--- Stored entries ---
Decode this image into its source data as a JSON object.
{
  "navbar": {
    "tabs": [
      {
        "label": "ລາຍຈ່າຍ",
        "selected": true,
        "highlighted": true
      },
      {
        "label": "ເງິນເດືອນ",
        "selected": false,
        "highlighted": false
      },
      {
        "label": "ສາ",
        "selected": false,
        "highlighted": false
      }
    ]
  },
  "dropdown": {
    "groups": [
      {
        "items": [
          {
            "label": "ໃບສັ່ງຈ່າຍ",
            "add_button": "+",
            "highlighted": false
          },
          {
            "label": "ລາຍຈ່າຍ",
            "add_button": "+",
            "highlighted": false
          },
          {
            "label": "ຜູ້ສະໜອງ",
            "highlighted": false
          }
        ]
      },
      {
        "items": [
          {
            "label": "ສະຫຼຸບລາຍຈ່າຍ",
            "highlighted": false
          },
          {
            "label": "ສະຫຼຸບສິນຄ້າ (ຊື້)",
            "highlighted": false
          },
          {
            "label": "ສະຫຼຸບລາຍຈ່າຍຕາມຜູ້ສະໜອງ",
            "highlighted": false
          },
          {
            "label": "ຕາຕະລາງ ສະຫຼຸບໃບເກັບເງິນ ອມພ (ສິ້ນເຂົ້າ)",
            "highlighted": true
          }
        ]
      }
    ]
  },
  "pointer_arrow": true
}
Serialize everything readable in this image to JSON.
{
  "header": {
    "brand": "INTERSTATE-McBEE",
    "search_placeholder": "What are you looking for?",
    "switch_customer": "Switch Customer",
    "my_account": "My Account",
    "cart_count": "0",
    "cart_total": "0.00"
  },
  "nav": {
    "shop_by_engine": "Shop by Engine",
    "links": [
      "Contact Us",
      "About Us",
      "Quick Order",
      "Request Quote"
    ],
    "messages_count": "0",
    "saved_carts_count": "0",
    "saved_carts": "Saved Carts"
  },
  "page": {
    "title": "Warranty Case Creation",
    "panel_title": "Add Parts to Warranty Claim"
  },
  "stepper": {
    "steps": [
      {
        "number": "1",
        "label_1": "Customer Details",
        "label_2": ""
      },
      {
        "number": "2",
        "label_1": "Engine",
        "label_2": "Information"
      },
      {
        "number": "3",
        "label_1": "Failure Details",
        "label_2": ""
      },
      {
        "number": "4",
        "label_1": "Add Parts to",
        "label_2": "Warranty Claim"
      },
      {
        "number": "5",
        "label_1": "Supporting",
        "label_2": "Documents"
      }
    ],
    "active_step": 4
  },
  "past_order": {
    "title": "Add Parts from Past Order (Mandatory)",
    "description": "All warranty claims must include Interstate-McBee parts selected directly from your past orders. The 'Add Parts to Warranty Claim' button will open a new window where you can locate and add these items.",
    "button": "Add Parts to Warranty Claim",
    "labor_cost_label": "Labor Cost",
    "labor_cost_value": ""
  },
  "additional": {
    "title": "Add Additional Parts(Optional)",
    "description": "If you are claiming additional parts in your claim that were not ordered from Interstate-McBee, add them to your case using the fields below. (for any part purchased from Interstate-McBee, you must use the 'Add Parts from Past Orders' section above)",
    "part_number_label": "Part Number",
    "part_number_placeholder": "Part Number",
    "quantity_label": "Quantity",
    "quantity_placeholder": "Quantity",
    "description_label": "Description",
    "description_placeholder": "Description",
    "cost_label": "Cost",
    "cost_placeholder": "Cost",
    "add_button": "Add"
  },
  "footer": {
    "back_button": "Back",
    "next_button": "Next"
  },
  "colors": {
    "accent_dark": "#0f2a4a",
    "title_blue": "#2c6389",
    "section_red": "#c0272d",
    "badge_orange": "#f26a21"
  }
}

--- STATED TASK ---
Wherever "Customer" shows up in a line, copy that line.

--- RESULT OF THIS TASK ---
    "switch_customer": "Switch Customer",
        "label_1": "Customer Details",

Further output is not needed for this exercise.